__Exercise details__. Look for the string "предоставления" and copy every line that has it.
=== Entries supplied ===
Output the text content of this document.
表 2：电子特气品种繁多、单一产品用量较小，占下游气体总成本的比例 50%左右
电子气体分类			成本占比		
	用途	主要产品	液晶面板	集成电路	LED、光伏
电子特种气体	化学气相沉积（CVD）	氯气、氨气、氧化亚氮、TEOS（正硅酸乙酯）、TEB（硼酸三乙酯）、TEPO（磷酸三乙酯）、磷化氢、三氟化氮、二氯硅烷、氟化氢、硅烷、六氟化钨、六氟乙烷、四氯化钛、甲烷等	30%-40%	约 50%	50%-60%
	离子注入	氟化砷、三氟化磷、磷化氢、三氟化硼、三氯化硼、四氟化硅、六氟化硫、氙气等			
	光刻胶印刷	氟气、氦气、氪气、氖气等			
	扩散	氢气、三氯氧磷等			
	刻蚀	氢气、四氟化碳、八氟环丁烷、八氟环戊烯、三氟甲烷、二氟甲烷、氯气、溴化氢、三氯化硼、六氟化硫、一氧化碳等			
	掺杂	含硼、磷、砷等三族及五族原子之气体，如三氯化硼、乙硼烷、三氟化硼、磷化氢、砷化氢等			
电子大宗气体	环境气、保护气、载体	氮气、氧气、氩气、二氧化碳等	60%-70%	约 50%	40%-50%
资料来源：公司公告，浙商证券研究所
===
=== Entries supplied ===
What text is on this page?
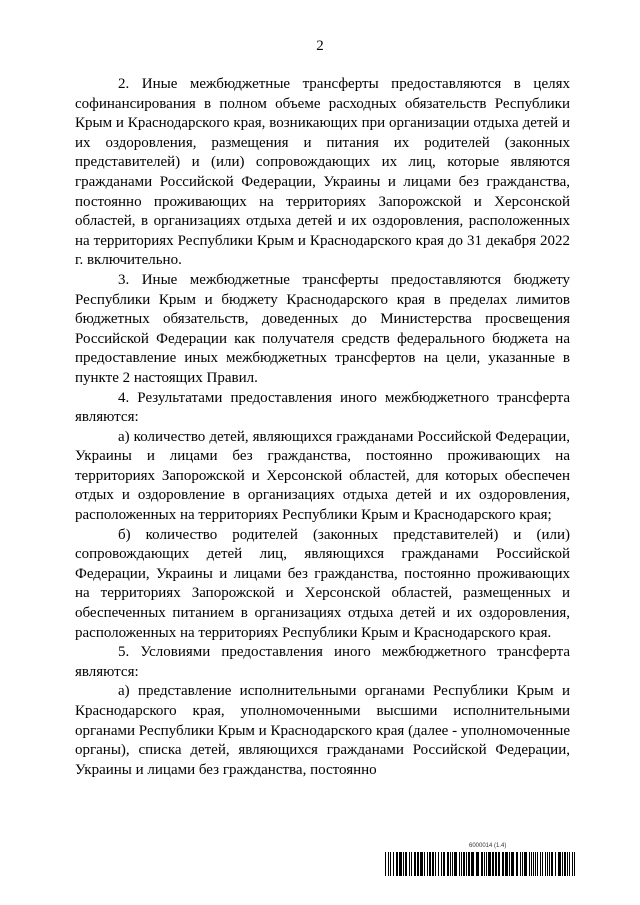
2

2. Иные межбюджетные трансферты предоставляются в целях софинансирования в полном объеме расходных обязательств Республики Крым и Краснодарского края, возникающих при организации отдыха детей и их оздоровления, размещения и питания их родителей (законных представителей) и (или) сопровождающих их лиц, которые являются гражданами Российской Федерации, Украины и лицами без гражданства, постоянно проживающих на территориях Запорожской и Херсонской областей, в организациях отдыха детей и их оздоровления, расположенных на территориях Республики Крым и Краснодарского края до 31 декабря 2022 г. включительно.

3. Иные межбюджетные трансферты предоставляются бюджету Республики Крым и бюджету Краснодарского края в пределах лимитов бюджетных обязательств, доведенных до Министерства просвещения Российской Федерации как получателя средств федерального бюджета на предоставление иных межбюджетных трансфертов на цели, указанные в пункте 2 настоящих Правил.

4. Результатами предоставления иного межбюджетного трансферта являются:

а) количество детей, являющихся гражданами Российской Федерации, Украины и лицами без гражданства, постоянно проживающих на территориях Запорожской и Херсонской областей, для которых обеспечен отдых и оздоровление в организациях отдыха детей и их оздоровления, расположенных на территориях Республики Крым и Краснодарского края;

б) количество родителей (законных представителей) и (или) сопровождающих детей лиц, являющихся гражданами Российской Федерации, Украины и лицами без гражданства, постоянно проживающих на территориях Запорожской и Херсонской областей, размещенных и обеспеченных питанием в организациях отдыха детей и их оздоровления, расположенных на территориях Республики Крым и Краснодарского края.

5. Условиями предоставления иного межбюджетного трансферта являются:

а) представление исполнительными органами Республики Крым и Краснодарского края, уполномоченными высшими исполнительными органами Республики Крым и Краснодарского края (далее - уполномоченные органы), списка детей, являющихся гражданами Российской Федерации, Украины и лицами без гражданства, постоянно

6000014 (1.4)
===
__Exercise answer__.
4. Результатами предоставления иного межбюджетного трансферта являются:
5. Условиями предоставления иного межбюджетного трансферта являются:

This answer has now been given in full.